■ **EXERCISE INSTRUCTIONS**: Give, as a bare number, the count of lines that contain the word "subtitle".

■ **Records from a dataset**:

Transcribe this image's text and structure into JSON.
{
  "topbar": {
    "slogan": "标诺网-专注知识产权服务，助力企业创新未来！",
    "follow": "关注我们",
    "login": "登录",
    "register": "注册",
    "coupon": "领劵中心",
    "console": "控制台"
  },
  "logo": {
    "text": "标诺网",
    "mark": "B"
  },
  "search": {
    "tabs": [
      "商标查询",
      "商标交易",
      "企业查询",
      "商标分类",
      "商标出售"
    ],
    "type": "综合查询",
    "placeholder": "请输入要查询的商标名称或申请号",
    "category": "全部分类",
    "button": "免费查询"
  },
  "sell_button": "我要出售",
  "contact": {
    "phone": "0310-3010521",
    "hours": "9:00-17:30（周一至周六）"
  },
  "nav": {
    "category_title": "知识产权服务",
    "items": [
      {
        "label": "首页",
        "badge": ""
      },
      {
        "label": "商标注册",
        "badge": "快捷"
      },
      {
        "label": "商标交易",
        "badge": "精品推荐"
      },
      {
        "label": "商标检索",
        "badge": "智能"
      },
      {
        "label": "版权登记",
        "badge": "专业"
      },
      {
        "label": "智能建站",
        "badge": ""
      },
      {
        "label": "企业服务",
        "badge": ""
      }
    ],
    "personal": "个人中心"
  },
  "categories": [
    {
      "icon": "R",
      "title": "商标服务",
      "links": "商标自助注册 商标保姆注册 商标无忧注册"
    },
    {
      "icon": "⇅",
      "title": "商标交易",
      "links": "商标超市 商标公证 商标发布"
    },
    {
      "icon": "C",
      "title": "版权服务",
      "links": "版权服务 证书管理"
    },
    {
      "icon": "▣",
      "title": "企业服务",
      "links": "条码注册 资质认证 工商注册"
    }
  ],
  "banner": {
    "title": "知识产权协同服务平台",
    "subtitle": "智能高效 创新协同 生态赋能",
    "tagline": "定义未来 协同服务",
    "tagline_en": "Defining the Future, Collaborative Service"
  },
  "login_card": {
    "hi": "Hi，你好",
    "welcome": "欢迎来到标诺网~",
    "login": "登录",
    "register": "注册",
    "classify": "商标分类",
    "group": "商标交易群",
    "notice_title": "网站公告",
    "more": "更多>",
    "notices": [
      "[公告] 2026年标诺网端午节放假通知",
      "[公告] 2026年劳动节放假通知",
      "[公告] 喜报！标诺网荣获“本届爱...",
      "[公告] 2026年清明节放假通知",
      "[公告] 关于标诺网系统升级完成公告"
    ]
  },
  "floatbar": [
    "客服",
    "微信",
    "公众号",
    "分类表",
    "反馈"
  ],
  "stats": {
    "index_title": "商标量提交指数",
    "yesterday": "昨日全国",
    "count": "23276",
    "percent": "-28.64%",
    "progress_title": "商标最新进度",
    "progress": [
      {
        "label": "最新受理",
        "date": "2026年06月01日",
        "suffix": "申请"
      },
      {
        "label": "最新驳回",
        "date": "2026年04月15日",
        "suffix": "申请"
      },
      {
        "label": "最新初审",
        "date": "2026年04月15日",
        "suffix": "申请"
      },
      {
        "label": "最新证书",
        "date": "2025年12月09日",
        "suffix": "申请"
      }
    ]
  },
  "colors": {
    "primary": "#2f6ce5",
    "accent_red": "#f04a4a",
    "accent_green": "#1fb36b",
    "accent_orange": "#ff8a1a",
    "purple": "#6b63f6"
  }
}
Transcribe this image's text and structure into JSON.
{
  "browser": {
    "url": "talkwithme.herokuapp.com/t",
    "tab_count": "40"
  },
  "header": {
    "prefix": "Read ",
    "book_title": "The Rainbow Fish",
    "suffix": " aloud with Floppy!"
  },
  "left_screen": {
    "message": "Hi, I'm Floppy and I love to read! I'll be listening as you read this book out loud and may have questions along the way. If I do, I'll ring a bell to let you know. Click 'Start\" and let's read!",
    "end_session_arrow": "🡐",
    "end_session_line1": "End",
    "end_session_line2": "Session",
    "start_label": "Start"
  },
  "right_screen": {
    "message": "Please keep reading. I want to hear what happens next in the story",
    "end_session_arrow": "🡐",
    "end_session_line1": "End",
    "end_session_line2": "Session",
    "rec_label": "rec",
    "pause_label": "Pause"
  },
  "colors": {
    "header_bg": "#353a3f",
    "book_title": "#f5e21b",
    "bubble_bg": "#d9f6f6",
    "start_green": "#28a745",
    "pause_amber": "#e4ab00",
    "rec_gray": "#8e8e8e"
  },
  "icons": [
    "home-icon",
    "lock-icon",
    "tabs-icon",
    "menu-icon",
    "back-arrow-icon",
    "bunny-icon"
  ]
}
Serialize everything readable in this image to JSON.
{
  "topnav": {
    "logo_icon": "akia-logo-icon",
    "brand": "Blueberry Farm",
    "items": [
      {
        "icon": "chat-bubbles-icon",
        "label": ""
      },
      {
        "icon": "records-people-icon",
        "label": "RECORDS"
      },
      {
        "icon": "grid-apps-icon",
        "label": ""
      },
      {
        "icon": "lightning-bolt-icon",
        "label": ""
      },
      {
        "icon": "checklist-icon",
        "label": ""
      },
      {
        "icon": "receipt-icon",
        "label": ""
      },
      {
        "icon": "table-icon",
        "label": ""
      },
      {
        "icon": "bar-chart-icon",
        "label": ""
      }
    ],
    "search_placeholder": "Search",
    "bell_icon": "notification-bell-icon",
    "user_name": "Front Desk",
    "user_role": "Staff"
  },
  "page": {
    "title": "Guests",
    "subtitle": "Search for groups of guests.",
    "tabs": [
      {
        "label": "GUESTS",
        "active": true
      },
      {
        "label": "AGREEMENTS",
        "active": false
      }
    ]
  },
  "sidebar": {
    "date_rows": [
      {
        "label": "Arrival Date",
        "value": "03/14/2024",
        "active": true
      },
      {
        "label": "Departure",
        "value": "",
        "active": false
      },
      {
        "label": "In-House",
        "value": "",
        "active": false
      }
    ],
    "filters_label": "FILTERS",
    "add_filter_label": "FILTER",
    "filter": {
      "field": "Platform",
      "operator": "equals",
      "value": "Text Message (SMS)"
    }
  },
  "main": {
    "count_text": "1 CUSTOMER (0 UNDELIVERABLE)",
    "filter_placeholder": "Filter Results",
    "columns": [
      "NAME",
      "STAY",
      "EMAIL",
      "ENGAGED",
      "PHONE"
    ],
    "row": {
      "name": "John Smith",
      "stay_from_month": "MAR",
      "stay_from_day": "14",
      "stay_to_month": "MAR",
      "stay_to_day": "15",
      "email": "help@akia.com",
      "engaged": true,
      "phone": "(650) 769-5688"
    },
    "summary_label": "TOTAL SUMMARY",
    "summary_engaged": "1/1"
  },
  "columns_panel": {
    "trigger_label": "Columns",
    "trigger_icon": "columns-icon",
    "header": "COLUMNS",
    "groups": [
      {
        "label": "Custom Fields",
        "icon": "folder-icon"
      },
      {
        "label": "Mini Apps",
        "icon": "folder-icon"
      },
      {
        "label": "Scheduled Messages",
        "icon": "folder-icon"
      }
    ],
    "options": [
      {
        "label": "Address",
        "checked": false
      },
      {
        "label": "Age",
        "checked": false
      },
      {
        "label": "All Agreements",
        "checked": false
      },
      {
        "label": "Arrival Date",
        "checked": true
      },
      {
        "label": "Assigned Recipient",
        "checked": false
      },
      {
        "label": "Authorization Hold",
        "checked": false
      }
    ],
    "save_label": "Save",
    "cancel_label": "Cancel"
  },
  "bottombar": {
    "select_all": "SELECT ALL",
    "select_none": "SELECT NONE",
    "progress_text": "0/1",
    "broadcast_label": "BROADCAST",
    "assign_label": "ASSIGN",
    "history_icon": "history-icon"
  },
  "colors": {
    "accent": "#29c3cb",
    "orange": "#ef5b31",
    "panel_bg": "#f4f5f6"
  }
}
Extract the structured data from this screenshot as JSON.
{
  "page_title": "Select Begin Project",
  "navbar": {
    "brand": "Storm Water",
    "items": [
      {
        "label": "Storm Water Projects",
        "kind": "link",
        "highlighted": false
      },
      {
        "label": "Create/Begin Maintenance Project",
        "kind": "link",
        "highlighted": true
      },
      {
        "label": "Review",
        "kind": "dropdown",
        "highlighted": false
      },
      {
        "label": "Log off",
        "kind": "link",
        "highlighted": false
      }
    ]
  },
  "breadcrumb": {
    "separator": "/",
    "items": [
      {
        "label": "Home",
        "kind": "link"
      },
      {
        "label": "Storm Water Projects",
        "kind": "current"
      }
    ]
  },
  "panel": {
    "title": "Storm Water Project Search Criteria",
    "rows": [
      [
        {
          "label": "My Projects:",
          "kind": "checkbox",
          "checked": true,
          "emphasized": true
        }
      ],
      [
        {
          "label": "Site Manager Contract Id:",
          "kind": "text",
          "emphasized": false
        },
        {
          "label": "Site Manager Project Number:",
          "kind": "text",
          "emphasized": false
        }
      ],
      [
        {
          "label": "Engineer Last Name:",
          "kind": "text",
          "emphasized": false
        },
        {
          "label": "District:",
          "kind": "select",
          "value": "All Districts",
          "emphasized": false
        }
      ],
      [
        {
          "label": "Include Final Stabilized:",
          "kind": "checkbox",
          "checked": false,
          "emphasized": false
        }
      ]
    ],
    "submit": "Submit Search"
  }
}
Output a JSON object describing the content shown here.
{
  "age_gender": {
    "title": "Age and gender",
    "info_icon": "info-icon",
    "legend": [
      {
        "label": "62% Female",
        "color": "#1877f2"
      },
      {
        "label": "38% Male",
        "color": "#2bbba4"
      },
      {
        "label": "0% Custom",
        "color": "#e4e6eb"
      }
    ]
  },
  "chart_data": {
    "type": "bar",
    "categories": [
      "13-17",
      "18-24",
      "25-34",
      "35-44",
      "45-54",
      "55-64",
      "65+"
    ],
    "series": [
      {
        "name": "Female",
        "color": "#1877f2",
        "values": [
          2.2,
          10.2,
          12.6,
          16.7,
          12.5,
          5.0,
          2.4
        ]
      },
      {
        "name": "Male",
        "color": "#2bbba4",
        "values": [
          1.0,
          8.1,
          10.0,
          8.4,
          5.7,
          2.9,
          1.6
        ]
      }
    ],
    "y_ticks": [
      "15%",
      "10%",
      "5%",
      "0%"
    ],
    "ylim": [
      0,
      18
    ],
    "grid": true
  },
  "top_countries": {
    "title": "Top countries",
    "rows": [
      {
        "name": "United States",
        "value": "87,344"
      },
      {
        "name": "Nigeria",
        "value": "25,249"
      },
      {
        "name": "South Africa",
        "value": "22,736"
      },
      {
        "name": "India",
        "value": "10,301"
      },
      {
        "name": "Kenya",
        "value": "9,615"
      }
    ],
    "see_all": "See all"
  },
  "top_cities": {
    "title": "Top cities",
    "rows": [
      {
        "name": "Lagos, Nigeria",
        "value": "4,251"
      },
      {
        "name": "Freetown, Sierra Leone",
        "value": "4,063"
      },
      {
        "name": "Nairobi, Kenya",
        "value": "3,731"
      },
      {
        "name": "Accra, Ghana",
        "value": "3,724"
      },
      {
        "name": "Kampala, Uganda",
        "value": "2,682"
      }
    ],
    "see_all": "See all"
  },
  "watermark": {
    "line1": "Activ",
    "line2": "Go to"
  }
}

■ **ANSWER FOR THE TASK**: 2